Count the lines that include the string "TradingView", and give only that number.
***** Material provided *****
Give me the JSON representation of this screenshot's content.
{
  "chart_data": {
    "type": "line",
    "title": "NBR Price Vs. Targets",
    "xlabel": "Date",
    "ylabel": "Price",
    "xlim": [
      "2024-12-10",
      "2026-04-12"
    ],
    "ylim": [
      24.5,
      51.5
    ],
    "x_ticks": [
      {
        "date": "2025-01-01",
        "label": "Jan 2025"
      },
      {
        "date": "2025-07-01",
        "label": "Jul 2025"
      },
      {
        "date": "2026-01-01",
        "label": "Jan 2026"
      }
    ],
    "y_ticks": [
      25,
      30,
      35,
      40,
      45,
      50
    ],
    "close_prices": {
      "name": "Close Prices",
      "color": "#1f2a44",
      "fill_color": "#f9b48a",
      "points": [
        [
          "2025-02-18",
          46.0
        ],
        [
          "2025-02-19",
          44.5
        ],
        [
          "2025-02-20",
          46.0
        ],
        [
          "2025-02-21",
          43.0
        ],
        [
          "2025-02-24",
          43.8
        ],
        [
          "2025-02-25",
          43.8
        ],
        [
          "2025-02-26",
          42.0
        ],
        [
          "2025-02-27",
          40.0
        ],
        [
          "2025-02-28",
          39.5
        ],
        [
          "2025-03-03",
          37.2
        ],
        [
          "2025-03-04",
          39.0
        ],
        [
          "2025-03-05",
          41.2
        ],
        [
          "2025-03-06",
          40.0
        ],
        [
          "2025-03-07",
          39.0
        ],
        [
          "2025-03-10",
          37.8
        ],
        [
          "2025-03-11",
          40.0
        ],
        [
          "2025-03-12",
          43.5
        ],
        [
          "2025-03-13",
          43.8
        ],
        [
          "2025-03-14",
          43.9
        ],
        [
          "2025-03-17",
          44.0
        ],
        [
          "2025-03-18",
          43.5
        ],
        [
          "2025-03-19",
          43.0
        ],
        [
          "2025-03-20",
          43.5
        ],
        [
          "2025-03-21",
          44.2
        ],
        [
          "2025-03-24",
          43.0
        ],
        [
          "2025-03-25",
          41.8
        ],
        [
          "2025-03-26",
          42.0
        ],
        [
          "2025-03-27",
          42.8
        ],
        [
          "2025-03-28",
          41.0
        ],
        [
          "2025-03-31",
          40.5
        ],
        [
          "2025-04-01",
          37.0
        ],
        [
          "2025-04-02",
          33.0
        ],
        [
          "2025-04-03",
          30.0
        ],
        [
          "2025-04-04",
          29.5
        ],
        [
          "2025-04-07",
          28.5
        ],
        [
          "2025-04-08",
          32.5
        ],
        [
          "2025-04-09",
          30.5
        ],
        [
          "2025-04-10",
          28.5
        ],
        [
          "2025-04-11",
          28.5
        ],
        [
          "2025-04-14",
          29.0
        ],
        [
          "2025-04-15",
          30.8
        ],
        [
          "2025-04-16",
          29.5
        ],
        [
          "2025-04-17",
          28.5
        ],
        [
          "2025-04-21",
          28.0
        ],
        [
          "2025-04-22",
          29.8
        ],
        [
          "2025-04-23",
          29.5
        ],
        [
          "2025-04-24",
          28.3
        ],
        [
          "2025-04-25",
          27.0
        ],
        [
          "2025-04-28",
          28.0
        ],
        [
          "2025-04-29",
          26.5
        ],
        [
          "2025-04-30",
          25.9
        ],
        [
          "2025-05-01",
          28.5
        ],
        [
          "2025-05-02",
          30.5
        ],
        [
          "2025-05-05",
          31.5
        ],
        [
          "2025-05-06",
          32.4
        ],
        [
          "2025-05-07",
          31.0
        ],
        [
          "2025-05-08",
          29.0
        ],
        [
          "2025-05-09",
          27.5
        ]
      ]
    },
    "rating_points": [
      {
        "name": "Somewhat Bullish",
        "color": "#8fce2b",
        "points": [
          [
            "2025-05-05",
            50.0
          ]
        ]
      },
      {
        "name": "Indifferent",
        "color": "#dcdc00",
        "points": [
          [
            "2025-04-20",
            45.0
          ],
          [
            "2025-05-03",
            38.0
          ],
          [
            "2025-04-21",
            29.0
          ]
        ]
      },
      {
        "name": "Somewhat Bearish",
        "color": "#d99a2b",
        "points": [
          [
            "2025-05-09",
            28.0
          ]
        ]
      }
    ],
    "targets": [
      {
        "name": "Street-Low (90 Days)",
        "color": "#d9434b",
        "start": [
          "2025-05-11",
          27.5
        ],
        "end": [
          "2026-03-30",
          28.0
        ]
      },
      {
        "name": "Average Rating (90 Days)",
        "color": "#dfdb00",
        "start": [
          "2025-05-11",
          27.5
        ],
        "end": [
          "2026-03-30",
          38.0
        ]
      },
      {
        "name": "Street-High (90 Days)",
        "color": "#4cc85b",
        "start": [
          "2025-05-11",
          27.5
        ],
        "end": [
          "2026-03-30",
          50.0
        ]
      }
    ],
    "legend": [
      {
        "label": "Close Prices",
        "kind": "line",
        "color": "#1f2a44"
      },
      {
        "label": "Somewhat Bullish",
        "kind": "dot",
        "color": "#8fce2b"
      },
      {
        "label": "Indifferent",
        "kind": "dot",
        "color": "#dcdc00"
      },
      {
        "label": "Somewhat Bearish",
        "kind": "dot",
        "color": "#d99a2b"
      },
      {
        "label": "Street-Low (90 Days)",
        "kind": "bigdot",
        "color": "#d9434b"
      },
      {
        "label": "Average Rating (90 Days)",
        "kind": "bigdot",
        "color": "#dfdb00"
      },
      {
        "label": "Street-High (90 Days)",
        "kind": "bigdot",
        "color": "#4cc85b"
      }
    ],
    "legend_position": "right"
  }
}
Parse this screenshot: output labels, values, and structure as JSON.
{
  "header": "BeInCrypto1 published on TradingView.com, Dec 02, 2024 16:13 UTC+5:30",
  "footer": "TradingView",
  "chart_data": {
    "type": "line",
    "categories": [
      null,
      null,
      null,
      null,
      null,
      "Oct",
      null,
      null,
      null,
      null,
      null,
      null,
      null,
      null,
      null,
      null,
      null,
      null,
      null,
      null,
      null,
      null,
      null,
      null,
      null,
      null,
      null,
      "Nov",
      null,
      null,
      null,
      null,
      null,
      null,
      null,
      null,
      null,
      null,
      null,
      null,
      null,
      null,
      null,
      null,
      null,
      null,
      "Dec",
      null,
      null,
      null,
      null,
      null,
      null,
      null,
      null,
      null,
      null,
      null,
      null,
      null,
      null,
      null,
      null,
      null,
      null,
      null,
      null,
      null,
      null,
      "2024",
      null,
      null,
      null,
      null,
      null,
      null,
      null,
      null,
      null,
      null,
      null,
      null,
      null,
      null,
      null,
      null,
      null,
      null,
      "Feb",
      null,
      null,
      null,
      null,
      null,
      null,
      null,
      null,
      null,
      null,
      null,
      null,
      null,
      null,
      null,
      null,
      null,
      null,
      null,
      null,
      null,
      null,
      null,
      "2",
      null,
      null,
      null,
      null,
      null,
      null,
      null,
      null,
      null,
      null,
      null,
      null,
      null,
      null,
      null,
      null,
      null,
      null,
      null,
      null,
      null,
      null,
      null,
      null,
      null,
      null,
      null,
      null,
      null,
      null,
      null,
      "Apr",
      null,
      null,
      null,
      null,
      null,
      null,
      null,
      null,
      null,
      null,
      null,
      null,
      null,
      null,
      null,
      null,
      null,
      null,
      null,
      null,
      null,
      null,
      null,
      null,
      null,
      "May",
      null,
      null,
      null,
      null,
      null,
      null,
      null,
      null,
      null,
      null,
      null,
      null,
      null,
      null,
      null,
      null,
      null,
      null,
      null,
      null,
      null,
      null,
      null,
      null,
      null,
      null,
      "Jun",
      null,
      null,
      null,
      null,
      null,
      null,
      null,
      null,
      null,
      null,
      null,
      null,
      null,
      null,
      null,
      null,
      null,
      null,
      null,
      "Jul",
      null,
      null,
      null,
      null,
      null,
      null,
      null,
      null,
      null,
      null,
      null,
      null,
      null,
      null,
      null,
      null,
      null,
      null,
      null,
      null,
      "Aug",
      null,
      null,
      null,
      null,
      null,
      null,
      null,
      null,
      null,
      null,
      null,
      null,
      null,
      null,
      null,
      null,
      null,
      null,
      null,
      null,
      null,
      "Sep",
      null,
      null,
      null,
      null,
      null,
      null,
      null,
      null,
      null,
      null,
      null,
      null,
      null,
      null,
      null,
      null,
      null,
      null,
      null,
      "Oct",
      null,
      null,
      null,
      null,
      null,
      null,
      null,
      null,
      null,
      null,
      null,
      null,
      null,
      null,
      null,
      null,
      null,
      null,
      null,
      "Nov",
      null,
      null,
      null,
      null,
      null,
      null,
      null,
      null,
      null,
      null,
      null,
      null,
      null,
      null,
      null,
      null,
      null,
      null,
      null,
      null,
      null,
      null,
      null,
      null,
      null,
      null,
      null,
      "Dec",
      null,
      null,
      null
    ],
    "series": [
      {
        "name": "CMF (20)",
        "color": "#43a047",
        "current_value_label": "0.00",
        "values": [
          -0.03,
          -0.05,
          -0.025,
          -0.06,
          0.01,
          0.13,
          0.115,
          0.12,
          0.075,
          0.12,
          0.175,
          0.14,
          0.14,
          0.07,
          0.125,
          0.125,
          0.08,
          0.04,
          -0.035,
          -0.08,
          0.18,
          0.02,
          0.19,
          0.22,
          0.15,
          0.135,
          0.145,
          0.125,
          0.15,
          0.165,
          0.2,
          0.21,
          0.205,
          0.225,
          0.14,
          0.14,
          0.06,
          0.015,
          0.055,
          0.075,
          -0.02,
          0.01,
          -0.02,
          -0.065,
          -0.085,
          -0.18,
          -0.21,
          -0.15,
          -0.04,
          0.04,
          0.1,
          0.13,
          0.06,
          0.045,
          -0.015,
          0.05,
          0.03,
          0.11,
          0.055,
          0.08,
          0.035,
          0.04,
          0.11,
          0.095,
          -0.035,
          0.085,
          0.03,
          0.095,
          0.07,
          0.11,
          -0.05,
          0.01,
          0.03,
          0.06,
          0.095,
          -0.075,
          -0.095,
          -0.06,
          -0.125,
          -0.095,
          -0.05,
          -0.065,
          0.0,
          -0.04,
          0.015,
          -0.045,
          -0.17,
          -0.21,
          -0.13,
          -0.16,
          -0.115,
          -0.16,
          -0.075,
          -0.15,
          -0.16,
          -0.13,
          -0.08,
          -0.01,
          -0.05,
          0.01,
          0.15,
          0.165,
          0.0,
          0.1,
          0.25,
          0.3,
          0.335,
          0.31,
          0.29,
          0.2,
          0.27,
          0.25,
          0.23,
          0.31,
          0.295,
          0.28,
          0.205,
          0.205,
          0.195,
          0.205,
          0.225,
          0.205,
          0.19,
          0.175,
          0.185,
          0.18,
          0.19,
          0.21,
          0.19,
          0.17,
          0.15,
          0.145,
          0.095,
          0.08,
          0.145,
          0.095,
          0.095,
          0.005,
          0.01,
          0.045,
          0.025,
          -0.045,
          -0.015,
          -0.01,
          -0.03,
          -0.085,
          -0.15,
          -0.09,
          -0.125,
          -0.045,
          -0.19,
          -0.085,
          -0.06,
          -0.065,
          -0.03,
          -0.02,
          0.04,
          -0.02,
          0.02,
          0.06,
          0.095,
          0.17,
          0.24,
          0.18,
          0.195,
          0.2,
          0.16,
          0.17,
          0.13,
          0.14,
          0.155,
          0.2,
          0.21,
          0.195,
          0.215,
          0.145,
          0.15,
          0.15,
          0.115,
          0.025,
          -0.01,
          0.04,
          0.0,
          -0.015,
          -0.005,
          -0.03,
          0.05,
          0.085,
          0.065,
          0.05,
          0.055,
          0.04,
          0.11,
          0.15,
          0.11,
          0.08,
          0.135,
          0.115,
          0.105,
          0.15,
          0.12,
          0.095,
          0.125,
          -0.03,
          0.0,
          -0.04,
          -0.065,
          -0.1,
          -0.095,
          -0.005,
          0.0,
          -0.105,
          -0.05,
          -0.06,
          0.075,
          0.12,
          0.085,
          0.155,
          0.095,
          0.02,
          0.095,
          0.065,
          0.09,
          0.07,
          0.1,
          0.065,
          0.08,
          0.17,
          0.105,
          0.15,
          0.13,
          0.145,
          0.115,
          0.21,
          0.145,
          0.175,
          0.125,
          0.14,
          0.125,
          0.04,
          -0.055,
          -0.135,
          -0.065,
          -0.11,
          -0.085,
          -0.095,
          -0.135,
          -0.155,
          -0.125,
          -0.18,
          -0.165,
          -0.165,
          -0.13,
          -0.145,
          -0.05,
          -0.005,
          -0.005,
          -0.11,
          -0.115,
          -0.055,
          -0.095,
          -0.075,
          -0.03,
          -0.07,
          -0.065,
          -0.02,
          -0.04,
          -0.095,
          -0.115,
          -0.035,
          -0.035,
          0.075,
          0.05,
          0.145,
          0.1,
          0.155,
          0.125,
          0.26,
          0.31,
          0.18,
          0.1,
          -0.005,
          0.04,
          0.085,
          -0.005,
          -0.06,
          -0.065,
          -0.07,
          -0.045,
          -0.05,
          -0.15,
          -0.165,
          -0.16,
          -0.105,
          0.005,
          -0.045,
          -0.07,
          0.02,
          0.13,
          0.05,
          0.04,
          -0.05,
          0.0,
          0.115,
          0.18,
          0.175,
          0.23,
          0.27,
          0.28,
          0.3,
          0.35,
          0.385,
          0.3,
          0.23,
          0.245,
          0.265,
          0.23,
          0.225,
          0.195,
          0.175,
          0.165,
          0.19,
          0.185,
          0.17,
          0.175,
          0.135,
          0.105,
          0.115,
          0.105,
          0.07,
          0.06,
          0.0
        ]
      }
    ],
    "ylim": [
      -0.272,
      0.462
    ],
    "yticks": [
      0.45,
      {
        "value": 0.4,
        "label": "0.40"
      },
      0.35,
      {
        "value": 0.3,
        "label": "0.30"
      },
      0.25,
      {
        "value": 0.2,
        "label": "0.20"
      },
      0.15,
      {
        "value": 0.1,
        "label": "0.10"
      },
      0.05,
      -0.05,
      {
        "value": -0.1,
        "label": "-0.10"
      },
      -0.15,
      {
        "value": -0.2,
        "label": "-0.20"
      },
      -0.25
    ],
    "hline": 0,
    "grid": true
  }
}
*****
- [Right answer] 2